(Figure record extracts)
'''
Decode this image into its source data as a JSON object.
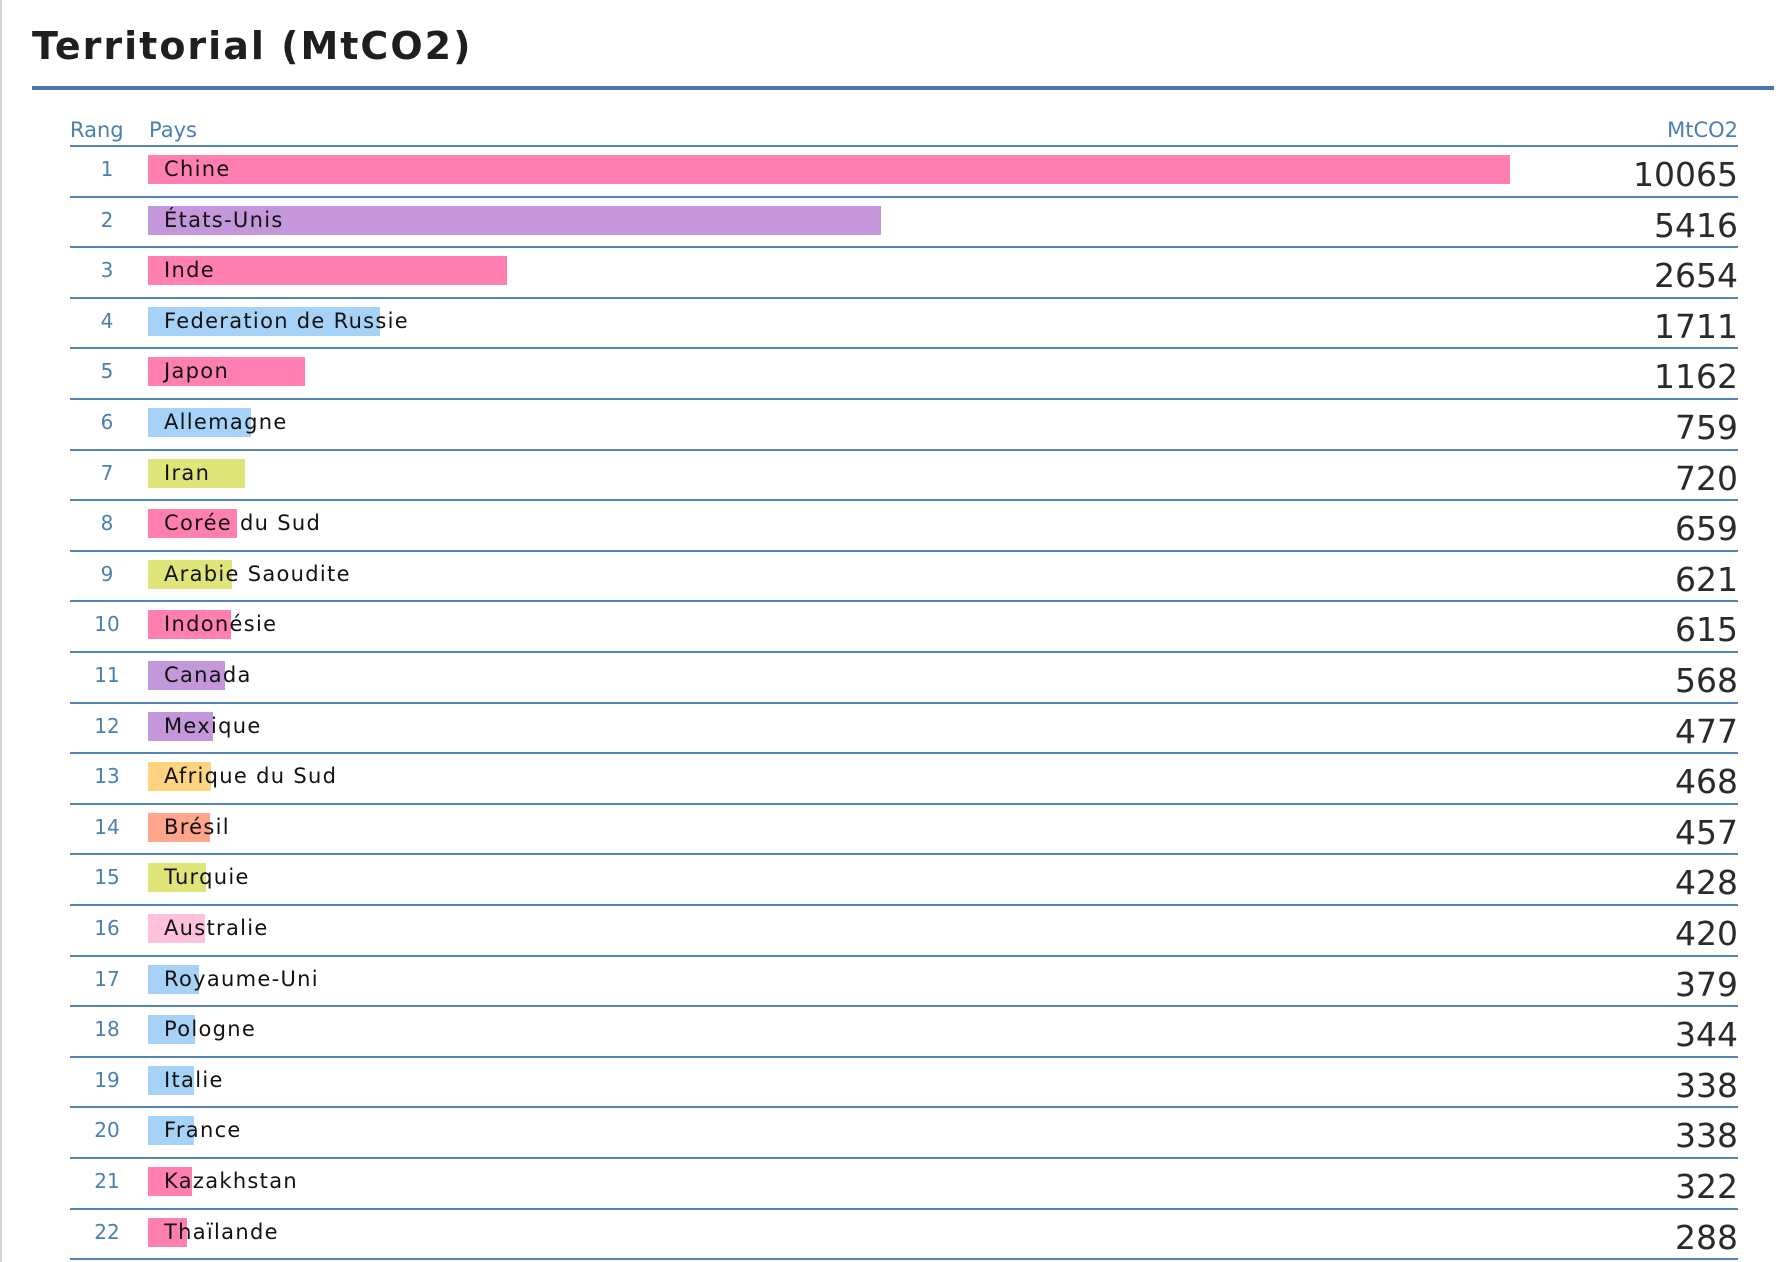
{
  "chart_data": {
    "type": "bar",
    "title": "Territorial (MtCO2)",
    "columns": {
      "rank": "Rang",
      "country": "Pays",
      "value": "MtCO2"
    },
    "xlim": [
      0,
      10065
    ],
    "rows": [
      {
        "rank": "1",
        "country": "Chine",
        "value": 10065,
        "color": "#ff80b0"
      },
      {
        "rank": "2",
        "country": "États-Unis",
        "value": 5416,
        "color": "#c497da"
      },
      {
        "rank": "3",
        "country": "Inde",
        "value": 2654,
        "color": "#ff80b0"
      },
      {
        "rank": "4",
        "country": "Federation de Russie",
        "value": 1711,
        "color": "#a6d2f7"
      },
      {
        "rank": "5",
        "country": "Japon",
        "value": 1162,
        "color": "#ff80b0"
      },
      {
        "rank": "6",
        "country": "Allemagne",
        "value": 759,
        "color": "#a6d2f7"
      },
      {
        "rank": "7",
        "country": "Iran",
        "value": 720,
        "color": "#e0e57a"
      },
      {
        "rank": "8",
        "country": "Corée du Sud",
        "value": 659,
        "color": "#ff80b0"
      },
      {
        "rank": "9",
        "country": "Arabie Saoudite",
        "value": 621,
        "color": "#e0e57a"
      },
      {
        "rank": "10",
        "country": "Indonésie",
        "value": 615,
        "color": "#ff80b0"
      },
      {
        "rank": "11",
        "country": "Canada",
        "value": 568,
        "color": "#c497da"
      },
      {
        "rank": "12",
        "country": "Mexique",
        "value": 477,
        "color": "#c497da"
      },
      {
        "rank": "13",
        "country": "Afrique du Sud",
        "value": 468,
        "color": "#ffd480"
      },
      {
        "rank": "14",
        "country": "Brésil",
        "value": 457,
        "color": "#ffa58c"
      },
      {
        "rank": "15",
        "country": "Turquie",
        "value": 428,
        "color": "#e0e57a"
      },
      {
        "rank": "16",
        "country": "Australie",
        "value": 420,
        "color": "#ffc1dc"
      },
      {
        "rank": "17",
        "country": "Royaume-Uni",
        "value": 379,
        "color": "#a6d2f7"
      },
      {
        "rank": "18",
        "country": "Pologne",
        "value": 344,
        "color": "#a6d2f7"
      },
      {
        "rank": "19",
        "country": "Italie",
        "value": 338,
        "color": "#a6d2f7"
      },
      {
        "rank": "20",
        "country": "France",
        "value": 338,
        "color": "#a6d2f7"
      },
      {
        "rank": "21",
        "country": "Kazakhstan",
        "value": 322,
        "color": "#ff80b0"
      },
      {
        "rank": "22",
        "country": "Thaïlande",
        "value": 288,
        "color": "#ff80b0"
      }
    ]
  }
}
'''
Job | Copy every record above exactly as written, but leave out the pictures.

Answer to the problem |
Decode this image into its source data as a JSON object.
{
  "chart_data": {
    "type": "bar",
    "title": "Territorial (MtCO2)",
    "columns": {
      "rank": "Rang",
      "country": "Pays",
      "value": "MtCO2"
    },
    "xlim": [
      0,
      10065
    ],
    "rows": [
      {
        "rank": "1",
        "country": "Chine",
        "value": 10065,
        "color": "#ff80b0"
      },
      {
        "rank": "2",
        "country": "États-Unis",
        "value": 5416,
        "color": "#c497da"
      },
      {
        "rank": "3",
        "country": "Inde",
        "value": 2654,
        "color": "#ff80b0"
      },
      {
        "rank": "4",
        "country": "Federation de Russie",
        "value": 1711,
        "color": "#a6d2f7"
      },
      {
        "rank": "5",
        "country": "Japon",
        "value": 1162,
        "color": "#ff80b0"
      },
      {
        "rank": "6",
        "country": "Allemagne",
        "value": 759,
        "color": "#a6d2f7"
      },
      {
        "rank": "7",
        "country": "Iran",
        "value": 720,
        "color": "#e0e57a"
      },
      {
        "rank": "8",
        "country": "Corée du Sud",
        "value": 659,
        "color": "#ff80b0"
      },
      {
        "rank": "9",
        "country": "Arabie Saoudite",
        "value": 621,
        "color": "#e0e57a"
      },
      {
        "rank": "10",
        "country": "Indonésie",
        "value": 615,
        "color": "#ff80b0"
      },
      {
        "rank": "11",
        "country": "Canada",
        "value": 568,
        "color": "#c497da"
      },
      {
        "rank": "12",
        "country": "Mexique",
        "value": 477,
        "color": "#c497da"
      },
      {
        "rank": "13",
        "country": "Afrique du Sud",
        "value": 468,
        "color": "#ffd480"
      },
      {
        "rank": "14",
        "country": "Brésil",
        "value": 457,
        "color": "#ffa58c"
      },
      {
        "rank": "15",
        "country": "Turquie",
        "value": 428,
        "color": "#e0e57a"
      },
      {
        "rank": "16",
        "country": "Australie",
        "value": 420,
        "color": "#ffc1dc"
      },
      {
        "rank": "17",
        "country": "Royaume-Uni",
        "value": 379,
        "color": "#a6d2f7"
      },
      {
        "rank": "18",
        "country": "Pologne",
        "value": 344,
        "color": "#a6d2f7"
      },
      {
        "rank": "19",
        "country": "Italie",
        "value": 338,
        "color": "#a6d2f7"
      },
      {
        "rank": "20",
        "country": "France",
        "value": 338,
        "color": "#a6d2f7"
      },
      {
        "rank": "21",
        "country": "Kazakhstan",
        "value": 322,
        "color": "#ff80b0"
      },
      {
        "rank": "22",
        "country": "Thaïlande",
        "value": 288,
        "color": "#ff80b0"
      }
    ]
  }
}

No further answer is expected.